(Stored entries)
"""

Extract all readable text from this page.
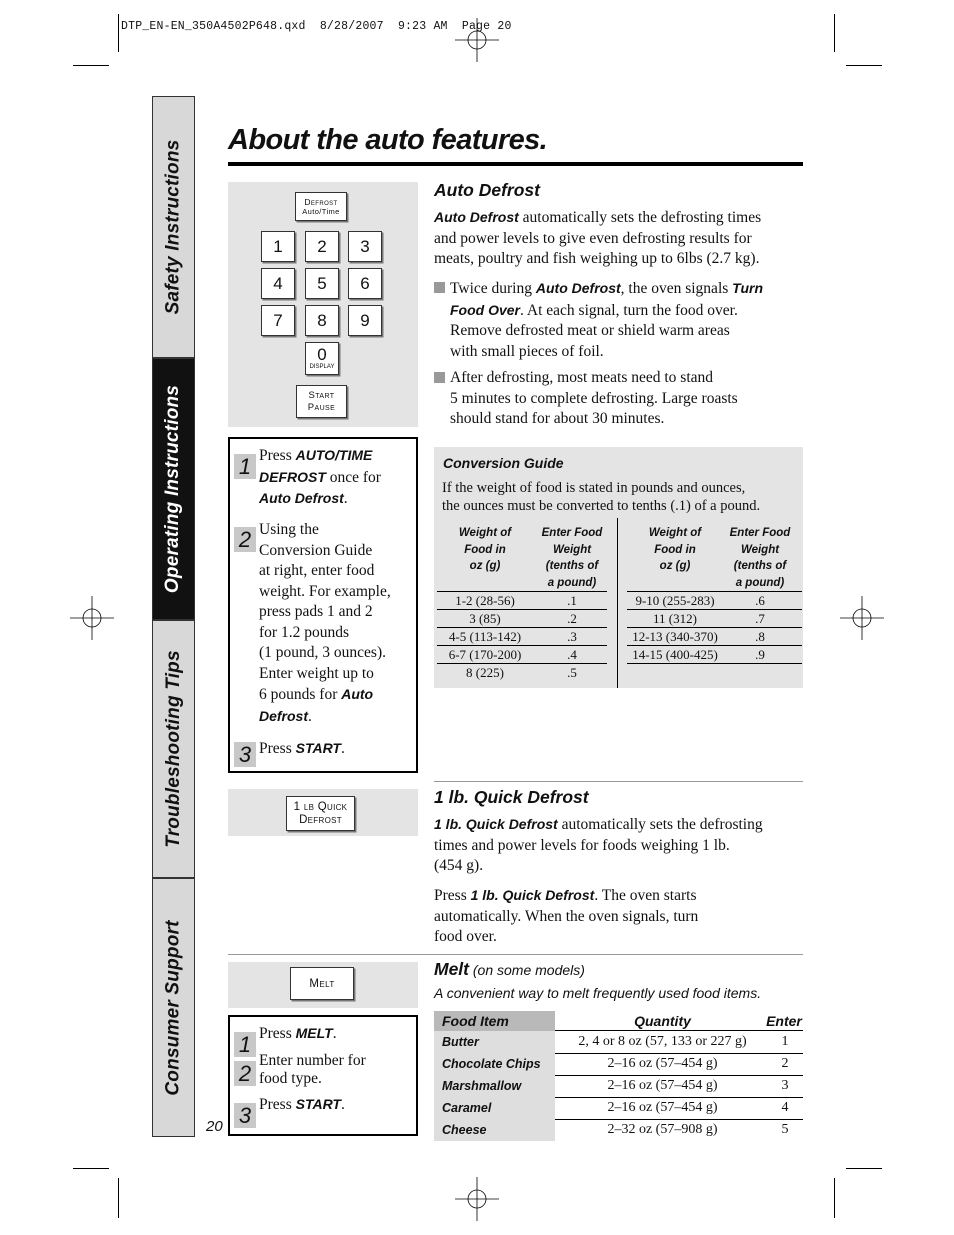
DTP_EN-EN_350A4502P648.qxd  8/28/2007  9:23 AM  Page 20
Safety Instructions
Operating Instructions
Troubleshooting Tips
Consumer Support
20
About the auto features.
Defrost
Auto/Time
1 2 3
4 5 6
7 8 9
0
DISPLAY
Start
Pause
Auto Defrost
Auto Defrost automatically sets the defrosting times
and power levels to give even defrosting results for
meats, poultry and fish weighing up to 6lbs (2.7 kg).
Twice during Auto Defrost, the oven signals Turn
Food Over. At each signal, turn the food over.
Remove defrosted meat or shield warm areas
with small pieces of foil.
After defrosting, most meats need to stand
5 minutes to complete defrosting. Large roasts
should stand for about 30 minutes.
1 Press AUTO/TIME
DEFROST once for
Auto Defrost.
2 Using the
Conversion Guide
at right, enter food
weight. For example,
press pads 1 and 2
for 1.2 pounds
(1 pound, 3 ounces).
Enter weight up to
6 pounds for Auto
Defrost.
3 Press START.
Conversion Guide
If the weight of food is stated in pounds and ounces,
the ounces must be converted to tenths (.1) of a pound.
Weight of
Food in
oz (g)
Enter Food
Weight
(tenths of
a pound)
Weight of
Food in
oz (g)
Enter Food
Weight
(tenths of
a pound)
1-2 (28-56)	.1
3 (85)	.2
4-5 (113-142)	.3
6-7 (170-200)	.4
8 (225)	.5
9-10 (255-283)	.6
11 (312)	.7
12-13 (340-370)	.8
14-15 (400-425)	.9
1 lb Quick
Defrost
1 lb. Quick Defrost
1 lb. Quick Defrost automatically sets the defrosting
times and power levels for foods weighing 1 lb.
(454 g).
Press 1 lb. Quick Defrost. The oven starts
automatically. When the oven signals, turn
food over.
Melt
Melt (on some models)
A convenient way to melt frequently used food items.
1 Press MELT.
2 Enter number for
food type.
3 Press START.
Food Item	Quantity	Enter
Butter	2, 4 or 8 oz (57, 133 or 227 g)	1
Chocolate Chips	2–16 oz (57–454 g)	2
Marshmallow	2–16 oz (57–454 g)	3
Caramel	2–16 oz (57–454 g)	4
Cheese	2–32 oz (57–908 g)	5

"""

Set problem: Leave out the pictures and give the listing above again exactly.

Result of this exercise:
Extract all readable text from this page.
DTP_EN-EN_350A4502P648.qxd  8/28/2007  9:23 AM  Page 20
Safety Instructions
Operating Instructions
Troubleshooting Tips
Consumer Support
20
About the auto features.
Defrost
Auto/Time
1 2 3
4 5 6
7 8 9
0
DISPLAY
Start
Pause
Auto Defrost
Auto Defrost automatically sets the defrosting times
and power levels to give even defrosting results for
meats, poultry and fish weighing up to 6lbs (2.7 kg).
Twice during Auto Defrost, the oven signals Turn
Food Over. At each signal, turn the food over.
Remove defrosted meat or shield warm areas
with small pieces of foil.
After defrosting, most meats need to stand
5 minutes to complete defrosting. Large roasts
should stand for about 30 minutes.
1 Press AUTO/TIME
DEFROST once for
Auto Defrost.
2 Using the
Conversion Guide
at right, enter food
weight. For example,
press pads 1 and 2
for 1.2 pounds
(1 pound, 3 ounces).
Enter weight up to
6 pounds for Auto
Defrost.
3 Press START.
Conversion Guide
If the weight of food is stated in pounds and ounces,
the ounces must be converted to tenths (.1) of a pound.
Weight of
Food in
oz (g)
Enter Food
Weight
(tenths of
a pound)
Weight of
Food in
oz (g)
Enter Food
Weight
(tenths of
a pound)
1-2 (28-56)	.1
3 (85)	.2
4-5 (113-142)	.3
6-7 (170-200)	.4
8 (225)	.5
9-10 (255-283)	.6
11 (312)	.7
12-13 (340-370)	.8
14-15 (400-425)	.9
1 lb Quick
Defrost
1 lb. Quick Defrost
1 lb. Quick Defrost automatically sets the defrosting
times and power levels for foods weighing 1 lb.
(454 g).
Press 1 lb. Quick Defrost. The oven starts
automatically. When the oven signals, turn
food over.
Melt
Melt (on some models)
A convenient way to melt frequently used food items.
1 Press MELT.
2 Enter number for
food type.
3 Press START.
Food Item	Quantity	Enter
Butter	2, 4 or 8 oz (57, 133 or 227 g)	1
Chocolate Chips	2–16 oz (57–454 g)	2
Marshmallow	2–16 oz (57–454 g)	3
Caramel	2–16 oz (57–454 g)	4
Cheese	2–32 oz (57–908 g)	5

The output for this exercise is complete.